• **Task input**
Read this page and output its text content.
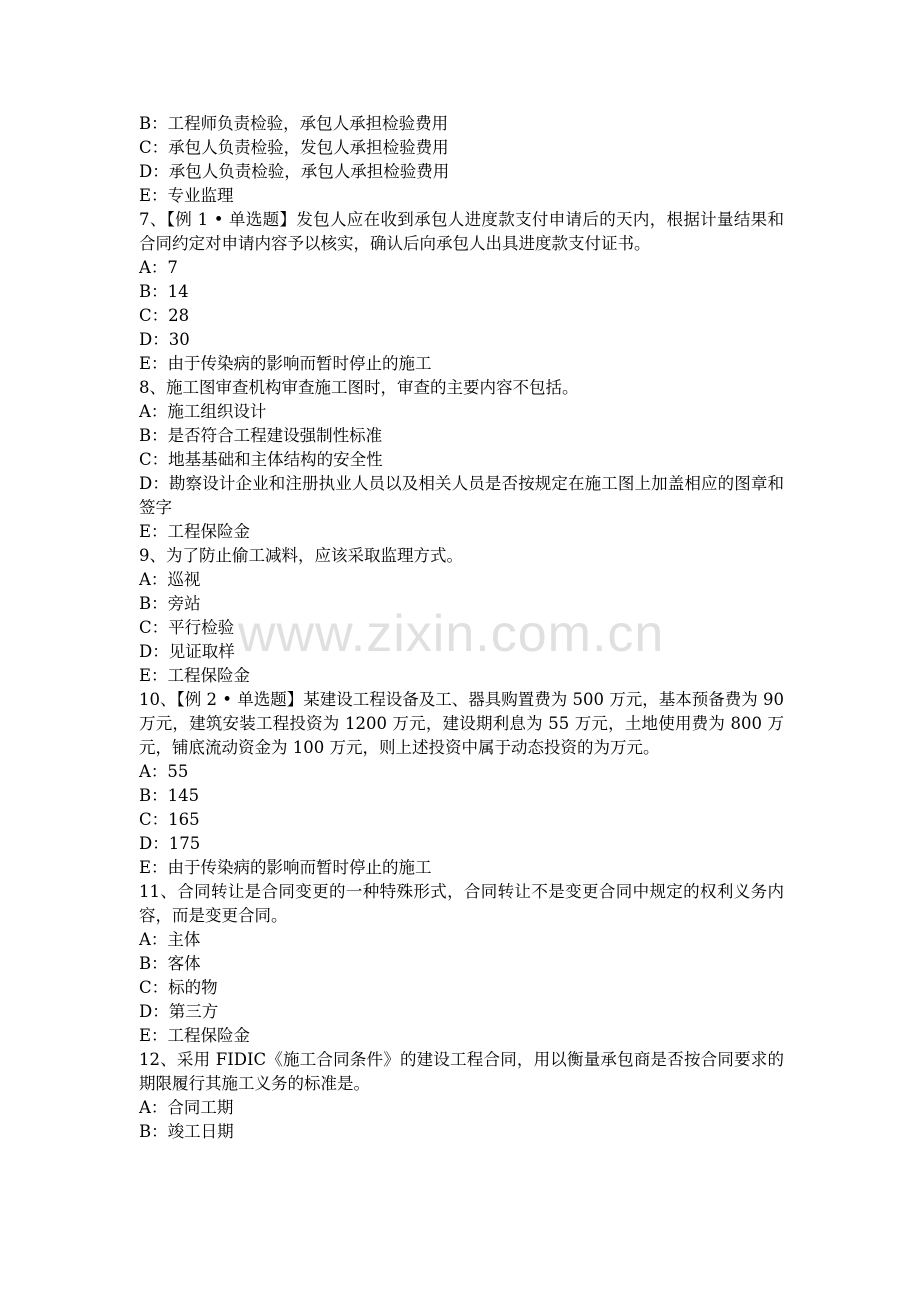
B：工程师负责检验，承包人承担检验费用

C：承包人负责检验，发包人承担检验费用

D：承包人负责检验，承包人承担检验费用

E：专业监理

7、【例 1 • 单选题】发包人应在收到承包人进度款支付申请后的天内，根据计量结果和合同约定对申请内容予以核实，确认后向承包人出具进度款支付证书。

A：7

B：14

C：28

D：30

E：由于传染病的影响而暂时停止的施工

8、施工图审查机构审查施工图时，审查的主要内容不包括。

A：施工组织设计

B：是否符合工程建设强制性标准

C：地基基础和主体结构的安全性

D：勘察设计企业和注册执业人员以及相关人员是否按规定在施工图上加盖相应的图章和签字

E：工程保险金

9、为了防止偷工减料，应该采取监理方式。

A：巡视

B：旁站

C：平行检验

D：见证取样

E：工程保险金

10、【例 2 • 单选题】某建设工程设备及工、器具购置费为 500 万元，基本预备费为 90 万元，建筑安装工程投资为 1200 万元，建设期利息为 55 万元，土地使用费为 800 万元，铺底流动资金为 100 万元，则上述投资中属于动态投资的为万元。

A：55

B：145

C：165

D：175

E：由于传染病的影响而暂时停止的施工

11、合同转让是合同变更的一种特殊形式，合同转让不是变更合同中规定的权利义务内容，而是变更合同。

A：主体

B：客体

C：标的物

D：第三方

E：工程保险金

12、采用 FIDIC《施工合同条件》的建设工程合同，用以衡量承包商是否按合同要求的期限履行其施工义务的标准是。

A：合同工期

B：竣工日期

www.zixin.com.cn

• **What is asked**
Return the material exactly as given, apart from the pictures.

• **Answer to the task**
Read this page and output its text content.
B：工程师负责检验，承包人承担检验费用

C：承包人负责检验，发包人承担检验费用

D：承包人负责检验，承包人承担检验费用

E：专业监理

7、【例 1 • 单选题】发包人应在收到承包人进度款支付申请后的天内，根据计量结果和合同约定对申请内容予以核实，确认后向承包人出具进度款支付证书。

A：7

B：14

C：28

D：30

E：由于传染病的影响而暂时停止的施工

8、施工图审查机构审查施工图时，审查的主要内容不包括。

A：施工组织设计

B：是否符合工程建设强制性标准

C：地基基础和主体结构的安全性

D：勘察设计企业和注册执业人员以及相关人员是否按规定在施工图上加盖相应的图章和签字

E：工程保险金

9、为了防止偷工减料，应该采取监理方式。

A：巡视

B：旁站

C：平行检验

D：见证取样

E：工程保险金

10、【例 2 • 单选题】某建设工程设备及工、器具购置费为 500 万元，基本预备费为 90 万元，建筑安装工程投资为 1200 万元，建设期利息为 55 万元，土地使用费为 800 万元，铺底流动资金为 100 万元，则上述投资中属于动态投资的为万元。

A：55

B：145

C：165

D：175

E：由于传染病的影响而暂时停止的施工

11、合同转让是合同变更的一种特殊形式，合同转让不是变更合同中规定的权利义务内容，而是变更合同。

A：主体

B：客体

C：标的物

D：第三方

E：工程保险金

12、采用 FIDIC《施工合同条件》的建设工程合同，用以衡量承包商是否按合同要求的期限履行其施工义务的标准是。

A：合同工期

B：竣工日期

www.zixin.com.cn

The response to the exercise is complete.